■ What to produce ■
Quote word for word the lines of the records that start at the line containing "433, 165, 448]" and end at the line containing "202, 181, 217]", including both of those lines.

-- -- --

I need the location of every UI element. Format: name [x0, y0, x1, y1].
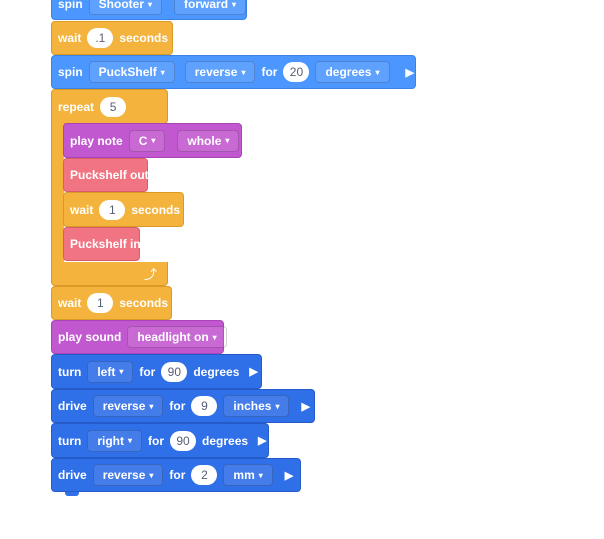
for-label: for	[148, 433, 165, 448]
play-icon[interactable]: ▶	[249, 366, 258, 378]
turn-direction-dropdown[interactable]: right▾	[87, 429, 143, 452]
repeat-arm	[51, 123, 64, 263]
repeat-footer: ⤴	[51, 262, 168, 286]
play-note-label: play note	[70, 133, 123, 148]
drive-reverse-block[interactable]: drive reverse▾ for 9 inches▾ ▶	[51, 389, 315, 423]
note-length-dropdown[interactable]: whole▾	[177, 129, 240, 152]
direction-dropdown[interactable]: forward▾	[174, 0, 247, 15]
turn-left-block[interactable]: turn left▾ for 90 degrees ▶	[51, 354, 262, 389]
wait-label: wait	[70, 202, 94, 217]
chevron-down-icon: ▾	[241, 67, 246, 77]
chevron-down-icon: ▾	[225, 136, 230, 145]
distance-unit-dropdown[interactable]: inches▾	[223, 395, 290, 417]
repeat-block[interactable]: repeat 5	[51, 89, 168, 124]
chevron-down-icon: ▾	[151, 136, 156, 145]
spin-label: spin	[58, 65, 83, 79]
play-icon[interactable]: ▶	[258, 435, 267, 447]
seconds-label: seconds	[119, 296, 169, 310]
for-label: for	[261, 65, 278, 79]
chevron-down-icon: ▾	[160, 67, 165, 77]
turn-label: turn	[58, 364, 82, 379]
spin-puckshelf-block[interactable]: spin PuckShelf▾ reverse▾ for 20 degrees▾…	[51, 55, 416, 89]
seconds-label: seconds	[131, 202, 181, 217]
wait-block[interactable]: wait 1 seconds	[63, 192, 184, 227]
chevron-down-icon: ▾	[232, 0, 237, 9]
puckshelf-out-block[interactable]: Puckshelf out	[63, 158, 149, 192]
wait-block[interactable]: wait .1 seconds	[51, 21, 173, 55]
chevron-down-icon: ▾	[258, 470, 263, 480]
turn-right-block[interactable]: turn right▾ for 90 degrees ▶	[51, 423, 269, 458]
degrees-label: degrees	[202, 433, 249, 448]
motor-dropdown[interactable]: Shooter▾	[88, 0, 163, 15]
for-label: for	[139, 364, 156, 379]
chevron-down-icon: ▾	[119, 367, 124, 376]
turn-label: turn	[58, 433, 82, 448]
drive-label: drive	[58, 468, 87, 482]
wait-block[interactable]: wait 1 seconds	[51, 286, 172, 320]
amount-input[interactable]: 20	[283, 62, 310, 82]
degrees-label: degrees	[193, 364, 240, 379]
play-sound-block[interactable]: play sound headlight on▾	[51, 320, 227, 354]
spin-shooter-block[interactable]: spin Shooter▾ forward▾	[51, 0, 247, 20]
repeat-count-input[interactable]: 5	[100, 96, 127, 117]
for-label: for	[169, 468, 186, 482]
play-icon[interactable]: ▶	[301, 400, 310, 413]
puckshelf-out-label: Puckshelf out	[70, 168, 149, 182]
direction-dropdown[interactable]: reverse▾	[184, 61, 256, 83]
spin-label: spin	[58, 0, 83, 11]
sound-dropdown[interactable]: headlight on▾	[127, 326, 227, 348]
motor-dropdown[interactable]: PuckShelf▾	[88, 61, 175, 83]
chevron-down-icon: ▾	[149, 401, 154, 411]
distance-input[interactable]: 9	[191, 396, 218, 416]
drive-reverse-block[interactable]: drive reverse▾ for 2 mm▾ ▶	[51, 458, 301, 492]
loop-arrow-icon: ⤴	[143, 267, 157, 282]
amount-input[interactable]: 90	[170, 430, 197, 451]
distance-input[interactable]: 2	[191, 465, 218, 485]
play-note-block[interactable]: play note C▾ whole▾	[63, 123, 242, 158]
drive-direction-dropdown[interactable]: reverse▾	[92, 464, 164, 486]
block-notch	[65, 492, 79, 496]
chevron-down-icon: ▾	[148, 0, 153, 9]
chevron-down-icon: ▾	[212, 332, 217, 342]
puckshelf-in-label: Puckshelf in	[70, 237, 141, 251]
note-dropdown[interactable]: C▾	[128, 129, 166, 152]
turn-direction-dropdown[interactable]: left▾	[87, 360, 134, 383]
seconds-label: seconds	[119, 31, 169, 45]
for-label: for	[169, 399, 186, 413]
wait-seconds-input[interactable]: 1	[99, 199, 126, 220]
distance-unit-dropdown[interactable]: mm▾	[223, 464, 273, 486]
play-icon[interactable]: ▶	[284, 469, 294, 482]
amount-input[interactable]: 90	[161, 361, 188, 382]
play-sound-label: play sound	[58, 330, 122, 344]
repeat-label: repeat	[58, 99, 95, 114]
wait-label: wait	[58, 296, 82, 310]
wait-seconds-input[interactable]: 1	[87, 293, 114, 313]
chevron-down-icon: ▾	[149, 470, 154, 480]
chevron-down-icon: ▾	[128, 436, 133, 445]
wait-label: wait	[58, 31, 82, 45]
chevron-down-icon: ▾	[275, 401, 280, 411]
unit-dropdown[interactable]: degrees▾	[315, 61, 390, 83]
puckshelf-in-block[interactable]: Puckshelf in	[63, 227, 141, 261]
drive-direction-dropdown[interactable]: reverse▾	[92, 395, 164, 417]
wait-seconds-input[interactable]: .1	[87, 28, 114, 48]
chevron-down-icon: ▾	[375, 67, 380, 77]
drive-label: drive	[58, 399, 87, 413]
play-icon[interactable]: ▶	[405, 66, 414, 79]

-- -- --

■ Answer to this problem ■
for-label: for	[148, 433, 165, 448]
play-icon[interactable]: ▶	[249, 366, 258, 378]
turn-direction-dropdown[interactable]: right▾	[87, 429, 143, 452]
repeat-arm	[51, 123, 64, 263]
repeat-footer: ⤴	[51, 262, 168, 286]
play-note-label: play note	[70, 133, 123, 148]
drive-reverse-block[interactable]: drive reverse▾ for 9 inches▾ ▶	[51, 389, 315, 423]
note-length-dropdown[interactable]: whole▾	[177, 129, 240, 152]
direction-dropdown[interactable]: forward▾	[174, 0, 247, 15]
turn-left-block[interactable]: turn left▾ for 90 degrees ▶	[51, 354, 262, 389]
wait-label: wait	[70, 202, 94, 217]
chevron-down-icon: ▾	[241, 67, 246, 77]
chevron-down-icon: ▾	[225, 136, 230, 145]
distance-unit-dropdown[interactable]: inches▾	[223, 395, 290, 417]
repeat-block[interactable]: repeat 5	[51, 89, 168, 124]
chevron-down-icon: ▾	[151, 136, 156, 145]
spin-label: spin	[58, 65, 83, 79]
play-icon[interactable]: ▶	[258, 435, 267, 447]
seconds-label: seconds	[119, 296, 169, 310]
for-label: for	[261, 65, 278, 79]
chevron-down-icon: ▾	[160, 67, 165, 77]
turn-label: turn	[58, 364, 82, 379]
spin-puckshelf-block[interactable]: spin PuckShelf▾ reverse▾ for 20 degrees▾…	[51, 55, 416, 89]
seconds-label: seconds	[131, 202, 181, 217]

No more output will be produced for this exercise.